_EXERCISE DIRECTIONS_
Copy exactly the last part of the entries, starting from the line with "Extract the structured" and including the final line.

_DATA IN THIS EXERCISE_
*****

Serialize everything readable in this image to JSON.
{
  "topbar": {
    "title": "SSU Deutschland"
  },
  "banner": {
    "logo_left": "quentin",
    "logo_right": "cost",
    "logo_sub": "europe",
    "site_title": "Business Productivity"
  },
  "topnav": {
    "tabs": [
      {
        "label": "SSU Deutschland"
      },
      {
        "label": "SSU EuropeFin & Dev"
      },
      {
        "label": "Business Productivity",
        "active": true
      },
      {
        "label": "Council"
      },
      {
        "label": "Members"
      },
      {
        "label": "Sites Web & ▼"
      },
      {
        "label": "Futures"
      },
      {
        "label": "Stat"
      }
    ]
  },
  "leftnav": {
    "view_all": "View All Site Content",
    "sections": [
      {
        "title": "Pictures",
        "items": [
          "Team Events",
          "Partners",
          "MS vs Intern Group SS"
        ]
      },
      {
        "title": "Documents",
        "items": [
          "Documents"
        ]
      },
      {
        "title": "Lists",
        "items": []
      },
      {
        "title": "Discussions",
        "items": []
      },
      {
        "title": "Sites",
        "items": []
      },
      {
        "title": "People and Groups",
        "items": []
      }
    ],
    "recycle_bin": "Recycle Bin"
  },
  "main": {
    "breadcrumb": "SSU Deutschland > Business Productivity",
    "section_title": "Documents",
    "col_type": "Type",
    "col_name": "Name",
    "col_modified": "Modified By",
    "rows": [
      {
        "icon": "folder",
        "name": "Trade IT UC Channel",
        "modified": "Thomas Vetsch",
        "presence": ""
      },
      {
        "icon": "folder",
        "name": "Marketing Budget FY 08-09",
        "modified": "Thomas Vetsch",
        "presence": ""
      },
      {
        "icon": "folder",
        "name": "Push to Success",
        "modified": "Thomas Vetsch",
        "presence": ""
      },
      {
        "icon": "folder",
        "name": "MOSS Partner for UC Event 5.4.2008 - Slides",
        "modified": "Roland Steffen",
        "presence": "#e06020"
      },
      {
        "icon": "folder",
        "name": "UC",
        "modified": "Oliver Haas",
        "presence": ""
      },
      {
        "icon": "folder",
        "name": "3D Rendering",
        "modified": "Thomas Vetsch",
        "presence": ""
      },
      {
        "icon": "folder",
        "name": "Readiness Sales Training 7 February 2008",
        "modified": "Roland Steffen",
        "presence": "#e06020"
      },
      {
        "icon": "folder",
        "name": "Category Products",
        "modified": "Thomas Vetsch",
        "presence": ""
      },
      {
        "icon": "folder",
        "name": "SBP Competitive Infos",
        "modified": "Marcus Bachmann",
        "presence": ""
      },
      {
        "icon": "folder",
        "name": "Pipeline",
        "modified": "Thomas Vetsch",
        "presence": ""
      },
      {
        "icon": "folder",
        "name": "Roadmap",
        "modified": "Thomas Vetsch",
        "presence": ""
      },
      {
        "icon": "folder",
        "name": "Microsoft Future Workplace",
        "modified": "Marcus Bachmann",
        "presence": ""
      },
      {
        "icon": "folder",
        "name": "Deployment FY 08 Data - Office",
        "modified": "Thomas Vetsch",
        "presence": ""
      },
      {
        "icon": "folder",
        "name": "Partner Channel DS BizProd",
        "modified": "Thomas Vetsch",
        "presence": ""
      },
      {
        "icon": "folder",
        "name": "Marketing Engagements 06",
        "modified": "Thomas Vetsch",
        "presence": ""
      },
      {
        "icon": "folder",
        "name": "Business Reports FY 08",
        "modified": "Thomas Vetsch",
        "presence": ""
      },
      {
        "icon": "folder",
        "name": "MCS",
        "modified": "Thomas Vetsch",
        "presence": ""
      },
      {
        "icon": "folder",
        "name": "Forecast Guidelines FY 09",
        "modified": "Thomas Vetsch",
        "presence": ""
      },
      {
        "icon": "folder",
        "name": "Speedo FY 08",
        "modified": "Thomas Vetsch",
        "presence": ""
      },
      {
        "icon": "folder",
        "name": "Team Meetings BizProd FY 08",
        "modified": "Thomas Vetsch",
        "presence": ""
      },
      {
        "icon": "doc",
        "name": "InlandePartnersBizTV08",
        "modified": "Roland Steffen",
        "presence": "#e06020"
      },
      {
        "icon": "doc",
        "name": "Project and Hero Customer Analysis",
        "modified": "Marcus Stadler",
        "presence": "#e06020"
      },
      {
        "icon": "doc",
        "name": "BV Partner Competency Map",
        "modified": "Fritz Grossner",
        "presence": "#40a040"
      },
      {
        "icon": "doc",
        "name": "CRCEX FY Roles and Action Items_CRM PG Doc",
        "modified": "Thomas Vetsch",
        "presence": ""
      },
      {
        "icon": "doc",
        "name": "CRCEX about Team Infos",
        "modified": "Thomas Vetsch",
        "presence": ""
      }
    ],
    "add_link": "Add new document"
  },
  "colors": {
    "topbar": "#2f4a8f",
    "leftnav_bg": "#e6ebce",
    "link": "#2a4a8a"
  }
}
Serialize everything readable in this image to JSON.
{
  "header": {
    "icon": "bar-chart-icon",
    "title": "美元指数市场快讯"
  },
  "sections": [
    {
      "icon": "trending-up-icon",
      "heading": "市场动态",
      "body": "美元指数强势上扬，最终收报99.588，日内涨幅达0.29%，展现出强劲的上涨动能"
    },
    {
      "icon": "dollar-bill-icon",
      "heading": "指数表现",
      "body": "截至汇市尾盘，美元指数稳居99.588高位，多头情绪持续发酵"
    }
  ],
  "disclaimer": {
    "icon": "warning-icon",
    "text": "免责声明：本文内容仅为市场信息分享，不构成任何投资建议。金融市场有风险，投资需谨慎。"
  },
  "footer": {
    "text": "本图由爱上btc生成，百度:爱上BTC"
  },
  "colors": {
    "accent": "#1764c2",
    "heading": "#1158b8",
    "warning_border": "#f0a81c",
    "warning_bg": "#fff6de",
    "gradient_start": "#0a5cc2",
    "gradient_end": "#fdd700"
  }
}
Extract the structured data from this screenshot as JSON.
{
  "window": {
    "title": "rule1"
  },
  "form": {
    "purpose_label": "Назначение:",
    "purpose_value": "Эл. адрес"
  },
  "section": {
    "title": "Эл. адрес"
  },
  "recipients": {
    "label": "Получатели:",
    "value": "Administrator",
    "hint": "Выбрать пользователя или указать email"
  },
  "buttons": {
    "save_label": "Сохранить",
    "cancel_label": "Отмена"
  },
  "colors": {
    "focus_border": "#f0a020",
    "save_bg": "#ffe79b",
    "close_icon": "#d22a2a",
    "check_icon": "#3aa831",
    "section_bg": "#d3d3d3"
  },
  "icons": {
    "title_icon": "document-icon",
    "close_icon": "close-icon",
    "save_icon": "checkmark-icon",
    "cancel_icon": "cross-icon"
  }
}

*****

_WORKED SOLUTION_
Extract the structured data from this screenshot as JSON.
{
  "window": {
    "title": "rule1"
  },
  "form": {
    "purpose_label": "Назначение:",
    "purpose_value": "Эл. адрес"
  },
  "section": {
    "title": "Эл. адрес"
  },
  "recipients": {
    "label": "Получатели:",
    "value": "Administrator",
    "hint": "Выбрать пользователя или указать email"
  },
  "buttons": {
    "save_label": "Сохранить",
    "cancel_label": "Отмена"
  },
  "colors": {
    "focus_border": "#f0a020",
    "save_bg": "#ffe79b",
    "close_icon": "#d22a2a",
    "check_icon": "#3aa831",
    "section_bg": "#d3d3d3"
  },
  "icons": {
    "title_icon": "document-icon",
    "close_icon": "close-icon",
    "save_icon": "checkmark-icon",
    "cancel_icon": "cross-icon"
  }
}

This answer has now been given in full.